● **EXERCISE AIM**
Print the records again, character for character.

● **Records from a data collection**
__________________________________________________

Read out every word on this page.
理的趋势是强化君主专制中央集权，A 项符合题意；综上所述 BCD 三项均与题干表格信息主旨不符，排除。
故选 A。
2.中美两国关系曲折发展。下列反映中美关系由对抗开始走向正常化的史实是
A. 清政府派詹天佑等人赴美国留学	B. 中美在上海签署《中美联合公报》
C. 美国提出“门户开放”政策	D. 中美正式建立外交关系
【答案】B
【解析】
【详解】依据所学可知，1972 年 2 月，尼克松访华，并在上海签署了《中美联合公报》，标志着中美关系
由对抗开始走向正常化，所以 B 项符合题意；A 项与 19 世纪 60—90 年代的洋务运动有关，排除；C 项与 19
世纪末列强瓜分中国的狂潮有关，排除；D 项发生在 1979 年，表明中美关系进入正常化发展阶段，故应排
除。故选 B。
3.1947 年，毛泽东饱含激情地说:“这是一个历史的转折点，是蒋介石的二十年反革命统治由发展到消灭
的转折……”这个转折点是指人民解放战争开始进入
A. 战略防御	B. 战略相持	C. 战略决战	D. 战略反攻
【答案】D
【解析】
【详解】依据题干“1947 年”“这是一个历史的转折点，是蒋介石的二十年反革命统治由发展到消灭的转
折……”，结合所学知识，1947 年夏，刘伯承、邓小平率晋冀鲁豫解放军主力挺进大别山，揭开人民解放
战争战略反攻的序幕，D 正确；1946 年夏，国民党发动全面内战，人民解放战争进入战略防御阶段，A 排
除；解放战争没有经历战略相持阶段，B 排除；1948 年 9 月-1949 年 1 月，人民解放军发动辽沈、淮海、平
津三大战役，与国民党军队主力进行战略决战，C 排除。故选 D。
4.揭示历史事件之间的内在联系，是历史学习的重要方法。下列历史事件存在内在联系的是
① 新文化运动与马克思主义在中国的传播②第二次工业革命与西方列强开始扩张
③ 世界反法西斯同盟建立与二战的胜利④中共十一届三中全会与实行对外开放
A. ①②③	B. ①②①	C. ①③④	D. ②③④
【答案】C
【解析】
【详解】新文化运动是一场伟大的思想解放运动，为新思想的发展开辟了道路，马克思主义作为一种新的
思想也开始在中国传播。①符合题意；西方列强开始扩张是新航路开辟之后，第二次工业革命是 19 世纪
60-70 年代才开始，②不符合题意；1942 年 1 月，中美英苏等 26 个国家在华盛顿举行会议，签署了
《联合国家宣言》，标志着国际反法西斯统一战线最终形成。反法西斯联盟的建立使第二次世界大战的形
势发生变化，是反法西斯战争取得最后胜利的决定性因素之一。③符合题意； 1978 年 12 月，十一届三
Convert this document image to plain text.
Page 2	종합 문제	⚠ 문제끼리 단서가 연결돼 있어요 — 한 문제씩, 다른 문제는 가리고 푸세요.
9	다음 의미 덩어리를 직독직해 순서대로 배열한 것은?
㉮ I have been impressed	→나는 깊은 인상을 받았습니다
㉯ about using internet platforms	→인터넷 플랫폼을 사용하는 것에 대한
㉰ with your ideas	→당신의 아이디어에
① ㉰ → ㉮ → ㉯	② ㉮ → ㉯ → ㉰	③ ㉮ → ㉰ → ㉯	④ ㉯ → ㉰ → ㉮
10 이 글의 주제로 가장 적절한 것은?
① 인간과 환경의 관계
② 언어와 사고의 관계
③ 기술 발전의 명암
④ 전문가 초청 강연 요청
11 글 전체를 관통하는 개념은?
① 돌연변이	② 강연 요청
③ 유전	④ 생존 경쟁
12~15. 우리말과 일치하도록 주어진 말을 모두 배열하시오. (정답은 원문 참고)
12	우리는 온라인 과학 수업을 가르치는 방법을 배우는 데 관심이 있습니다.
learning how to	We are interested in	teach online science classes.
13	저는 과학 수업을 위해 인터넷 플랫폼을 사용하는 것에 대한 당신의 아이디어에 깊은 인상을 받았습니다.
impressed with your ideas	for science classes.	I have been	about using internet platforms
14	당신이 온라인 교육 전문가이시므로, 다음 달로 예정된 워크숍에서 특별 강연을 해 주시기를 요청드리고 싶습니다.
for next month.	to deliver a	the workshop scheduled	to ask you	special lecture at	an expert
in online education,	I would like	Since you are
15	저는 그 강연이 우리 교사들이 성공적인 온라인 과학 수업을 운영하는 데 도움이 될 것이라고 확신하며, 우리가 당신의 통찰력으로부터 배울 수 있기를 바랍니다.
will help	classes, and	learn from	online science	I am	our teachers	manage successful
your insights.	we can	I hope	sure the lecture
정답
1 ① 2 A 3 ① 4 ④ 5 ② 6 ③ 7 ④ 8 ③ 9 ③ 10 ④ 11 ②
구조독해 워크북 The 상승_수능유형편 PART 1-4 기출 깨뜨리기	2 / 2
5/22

__________________________________________________

● **CORRECT ANSWER**
Read out every word on this page.
理的趋势是强化君主专制中央集权，A 项符合题意；综上所述 BCD 三项均与题干表格信息主旨不符，排除。
故选 A。
2.中美两国关系曲折发展。下列反映中美关系由对抗开始走向正常化的史实是
A. 清政府派詹天佑等人赴美国留学	B. 中美在上海签署《中美联合公报》
C. 美国提出“门户开放”政策	D. 中美正式建立外交关系
【答案】B
【解析】
【详解】依据所学可知，1972 年 2 月，尼克松访华，并在上海签署了《中美联合公报》，标志着中美关系
由对抗开始走向正常化，所以 B 项符合题意；A 项与 19 世纪 60—90 年代的洋务运动有关，排除；C 项与 19
世纪末列强瓜分中国的狂潮有关，排除；D 项发生在 1979 年，表明中美关系进入正常化发展阶段，故应排
除。故选 B。
3.1947 年，毛泽东饱含激情地说:“这是一个历史的转折点，是蒋介石的二十年反革命统治由发展到消灭
的转折……”这个转折点是指人民解放战争开始进入
A. 战略防御	B. 战略相持	C. 战略决战	D. 战略反攻
【答案】D
【解析】
【详解】依据题干“1947 年”“这是一个历史的转折点，是蒋介石的二十年反革命统治由发展到消灭的转
折……”，结合所学知识，1947 年夏，刘伯承、邓小平率晋冀鲁豫解放军主力挺进大别山，揭开人民解放
战争战略反攻的序幕，D 正确；1946 年夏，国民党发动全面内战，人民解放战争进入战略防御阶段，A 排
除；解放战争没有经历战略相持阶段，B 排除；1948 年 9 月-1949 年 1 月，人民解放军发动辽沈、淮海、平
津三大战役，与国民党军队主力进行战略决战，C 排除。故选 D。
4.揭示历史事件之间的内在联系，是历史学习的重要方法。下列历史事件存在内在联系的是
① 新文化运动与马克思主义在中国的传播②第二次工业革命与西方列强开始扩张
③ 世界反法西斯同盟建立与二战的胜利④中共十一届三中全会与实行对外开放
A. ①②③	B. ①②①	C. ①③④	D. ②③④
【答案】C
【解析】
【详解】新文化运动是一场伟大的思想解放运动，为新思想的发展开辟了道路，马克思主义作为一种新的
思想也开始在中国传播。①符合题意；西方列强开始扩张是新航路开辟之后，第二次工业革命是 19 世纪
60-70 年代才开始，②不符合题意；1942 年 1 月，中美英苏等 26 个国家在华盛顿举行会议，签署了
《联合国家宣言》，标志着国际反法西斯统一战线最终形成。反法西斯联盟的建立使第二次世界大战的形
势发生变化，是反法西斯战争取得最后胜利的决定性因素之一。③符合题意； 1978 年 12 月，十一届三
Convert this document image to plain text.
Page 2	종합 문제	⚠ 문제끼리 단서가 연결돼 있어요 — 한 문제씩, 다른 문제는 가리고 푸세요.
9	다음 의미 덩어리를 직독직해 순서대로 배열한 것은?
㉮ I have been impressed	→나는 깊은 인상을 받았습니다
㉯ about using internet platforms	→인터넷 플랫폼을 사용하는 것에 대한
㉰ with your ideas	→당신의 아이디어에
① ㉰ → ㉮ → ㉯	② ㉮ → ㉯ → ㉰	③ ㉮ → ㉰ → ㉯	④ ㉯ → ㉰ → ㉮
10 이 글의 주제로 가장 적절한 것은?
① 인간과 환경의 관계
② 언어와 사고의 관계
③ 기술 발전의 명암
④ 전문가 초청 강연 요청
11 글 전체를 관통하는 개념은?
① 돌연변이	② 강연 요청
③ 유전	④ 생존 경쟁
12~15. 우리말과 일치하도록 주어진 말을 모두 배열하시오. (정답은 원문 참고)
12	우리는 온라인 과학 수업을 가르치는 방법을 배우는 데 관심이 있습니다.
learning how to	We are interested in	teach online science classes.
13	저는 과학 수업을 위해 인터넷 플랫폼을 사용하는 것에 대한 당신의 아이디어에 깊은 인상을 받았습니다.
impressed with your ideas	for science classes.	I have been	about using internet platforms
14	당신이 온라인 교육 전문가이시므로, 다음 달로 예정된 워크숍에서 특별 강연을 해 주시기를 요청드리고 싶습니다.
for next month.	to deliver a	the workshop scheduled	to ask you	special lecture at	an expert
in online education,	I would like	Since you are
15	저는 그 강연이 우리 교사들이 성공적인 온라인 과학 수업을 운영하는 데 도움이 될 것이라고 확신하며, 우리가 당신의 통찰력으로부터 배울 수 있기를 바랍니다.
will help	classes, and	learn from	online science	I am	our teachers	manage successful
your insights.	we can	I hope	sure the lecture
정답
1 ① 2 A 3 ① 4 ④ 5 ② 6 ③ 7 ④ 8 ③ 9 ③ 10 ④ 11 ②
구조독해 워크북 The 상승_수능유형편 PART 1-4 기출 깨뜨리기	2 / 2
5/22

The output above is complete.